Excerpts from a figure dataset:
------------------------------

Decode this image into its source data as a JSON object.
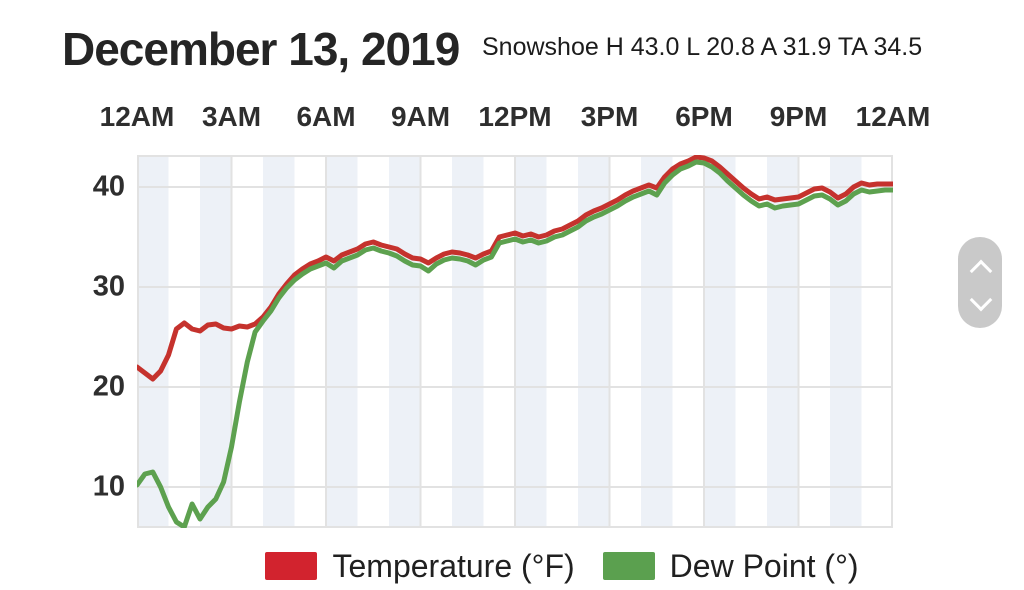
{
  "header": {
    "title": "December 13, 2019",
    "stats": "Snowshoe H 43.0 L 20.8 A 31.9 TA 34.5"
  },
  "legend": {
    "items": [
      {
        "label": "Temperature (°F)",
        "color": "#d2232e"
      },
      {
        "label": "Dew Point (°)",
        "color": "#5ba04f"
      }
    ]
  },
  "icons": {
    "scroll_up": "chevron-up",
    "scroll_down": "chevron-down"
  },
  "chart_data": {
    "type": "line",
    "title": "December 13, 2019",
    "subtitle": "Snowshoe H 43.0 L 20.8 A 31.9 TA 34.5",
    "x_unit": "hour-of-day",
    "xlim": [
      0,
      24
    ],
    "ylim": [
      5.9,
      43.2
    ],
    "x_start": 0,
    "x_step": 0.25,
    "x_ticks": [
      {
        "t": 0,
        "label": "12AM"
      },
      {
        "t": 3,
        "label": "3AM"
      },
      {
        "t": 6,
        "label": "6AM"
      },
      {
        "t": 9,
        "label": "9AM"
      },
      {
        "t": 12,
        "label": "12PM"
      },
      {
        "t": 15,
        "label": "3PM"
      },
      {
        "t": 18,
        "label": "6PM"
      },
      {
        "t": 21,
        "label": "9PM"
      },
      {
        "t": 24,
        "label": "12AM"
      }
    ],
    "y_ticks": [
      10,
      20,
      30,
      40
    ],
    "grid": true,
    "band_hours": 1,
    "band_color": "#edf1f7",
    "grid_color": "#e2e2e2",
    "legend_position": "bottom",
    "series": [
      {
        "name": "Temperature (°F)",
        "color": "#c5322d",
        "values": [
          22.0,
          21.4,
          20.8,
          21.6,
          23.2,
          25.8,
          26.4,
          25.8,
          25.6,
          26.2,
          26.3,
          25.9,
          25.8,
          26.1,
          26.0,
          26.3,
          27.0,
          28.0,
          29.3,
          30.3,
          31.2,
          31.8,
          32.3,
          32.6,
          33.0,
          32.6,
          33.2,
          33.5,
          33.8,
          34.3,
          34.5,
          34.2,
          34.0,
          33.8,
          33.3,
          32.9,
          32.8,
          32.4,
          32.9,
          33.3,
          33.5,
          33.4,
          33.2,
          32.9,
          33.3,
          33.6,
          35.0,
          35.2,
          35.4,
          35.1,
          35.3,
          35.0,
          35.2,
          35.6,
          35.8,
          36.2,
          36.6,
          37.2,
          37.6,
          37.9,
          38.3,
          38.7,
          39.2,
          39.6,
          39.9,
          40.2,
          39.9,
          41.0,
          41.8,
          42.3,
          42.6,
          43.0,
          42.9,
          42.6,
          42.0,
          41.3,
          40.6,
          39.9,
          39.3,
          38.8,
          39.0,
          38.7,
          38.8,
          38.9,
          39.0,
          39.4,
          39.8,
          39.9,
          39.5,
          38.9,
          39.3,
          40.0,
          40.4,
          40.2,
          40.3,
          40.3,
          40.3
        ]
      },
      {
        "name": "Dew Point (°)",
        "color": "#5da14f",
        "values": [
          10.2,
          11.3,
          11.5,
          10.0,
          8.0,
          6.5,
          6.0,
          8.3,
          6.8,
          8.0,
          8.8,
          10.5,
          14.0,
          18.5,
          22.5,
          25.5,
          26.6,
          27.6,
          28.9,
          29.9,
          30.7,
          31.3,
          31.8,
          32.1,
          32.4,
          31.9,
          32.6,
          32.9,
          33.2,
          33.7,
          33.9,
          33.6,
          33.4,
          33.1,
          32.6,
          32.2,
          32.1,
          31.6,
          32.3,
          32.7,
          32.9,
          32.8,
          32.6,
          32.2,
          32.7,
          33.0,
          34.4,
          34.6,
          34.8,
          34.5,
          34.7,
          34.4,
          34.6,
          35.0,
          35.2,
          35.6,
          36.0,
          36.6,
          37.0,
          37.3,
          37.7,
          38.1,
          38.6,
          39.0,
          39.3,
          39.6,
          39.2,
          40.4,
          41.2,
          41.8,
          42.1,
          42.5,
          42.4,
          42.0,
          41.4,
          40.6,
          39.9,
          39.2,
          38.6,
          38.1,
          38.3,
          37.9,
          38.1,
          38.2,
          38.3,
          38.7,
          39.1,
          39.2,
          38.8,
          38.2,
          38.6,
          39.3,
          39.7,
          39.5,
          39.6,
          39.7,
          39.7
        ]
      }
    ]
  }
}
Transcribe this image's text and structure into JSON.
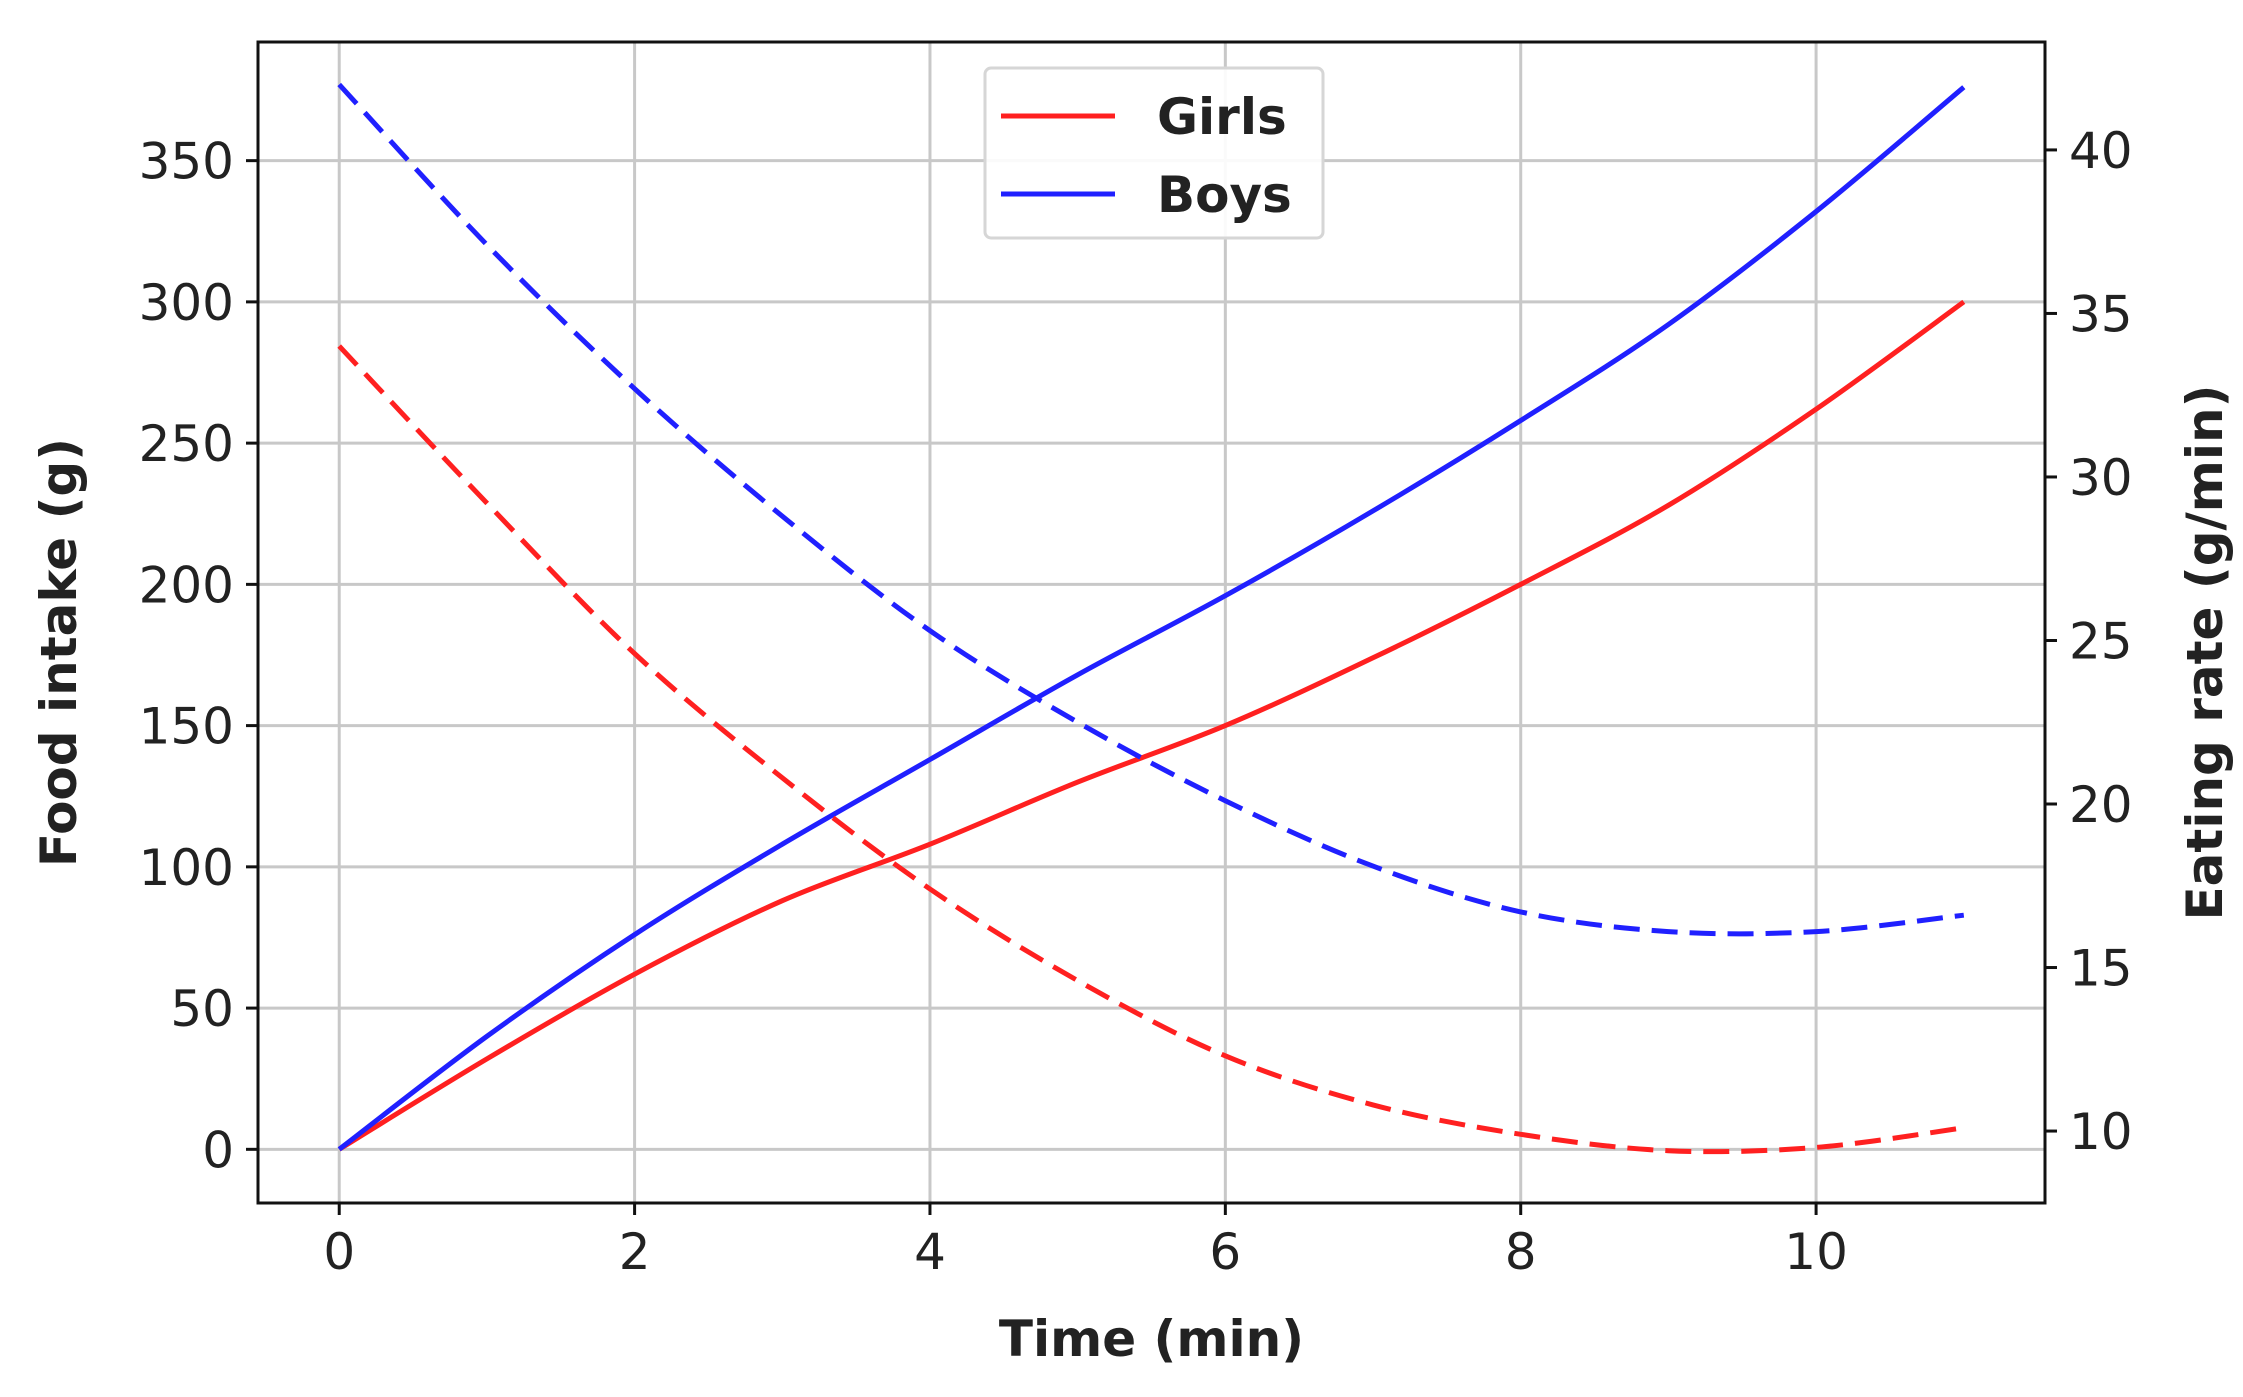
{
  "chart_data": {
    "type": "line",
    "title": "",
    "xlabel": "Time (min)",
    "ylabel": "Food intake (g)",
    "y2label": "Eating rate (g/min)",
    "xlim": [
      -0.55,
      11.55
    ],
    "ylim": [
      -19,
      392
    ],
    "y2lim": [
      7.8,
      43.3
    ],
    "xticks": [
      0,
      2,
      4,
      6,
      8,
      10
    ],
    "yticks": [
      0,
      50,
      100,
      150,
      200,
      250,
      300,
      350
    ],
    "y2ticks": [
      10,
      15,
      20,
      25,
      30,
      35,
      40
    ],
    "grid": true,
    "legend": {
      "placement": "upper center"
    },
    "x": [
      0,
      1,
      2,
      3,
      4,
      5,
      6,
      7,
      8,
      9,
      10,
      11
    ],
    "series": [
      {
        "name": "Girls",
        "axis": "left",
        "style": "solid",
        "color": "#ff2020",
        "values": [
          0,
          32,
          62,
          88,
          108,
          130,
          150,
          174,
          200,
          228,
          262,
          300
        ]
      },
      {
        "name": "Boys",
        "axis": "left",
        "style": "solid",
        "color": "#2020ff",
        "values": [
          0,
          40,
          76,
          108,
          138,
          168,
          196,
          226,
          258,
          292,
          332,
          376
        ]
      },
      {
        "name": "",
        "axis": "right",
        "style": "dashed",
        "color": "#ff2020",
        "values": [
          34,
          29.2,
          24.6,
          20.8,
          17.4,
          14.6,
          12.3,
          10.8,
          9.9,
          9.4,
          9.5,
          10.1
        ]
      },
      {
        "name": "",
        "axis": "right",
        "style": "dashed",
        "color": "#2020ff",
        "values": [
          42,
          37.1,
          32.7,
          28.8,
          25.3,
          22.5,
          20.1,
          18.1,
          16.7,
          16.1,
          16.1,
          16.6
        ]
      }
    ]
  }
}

------------------------------

Instructions for the task:
Lines from the records above that hold "chevron" are the ones to list.

Solution to this problem:
    "scroll_up": "chevron-up",
    "scroll_down": "chevron-down"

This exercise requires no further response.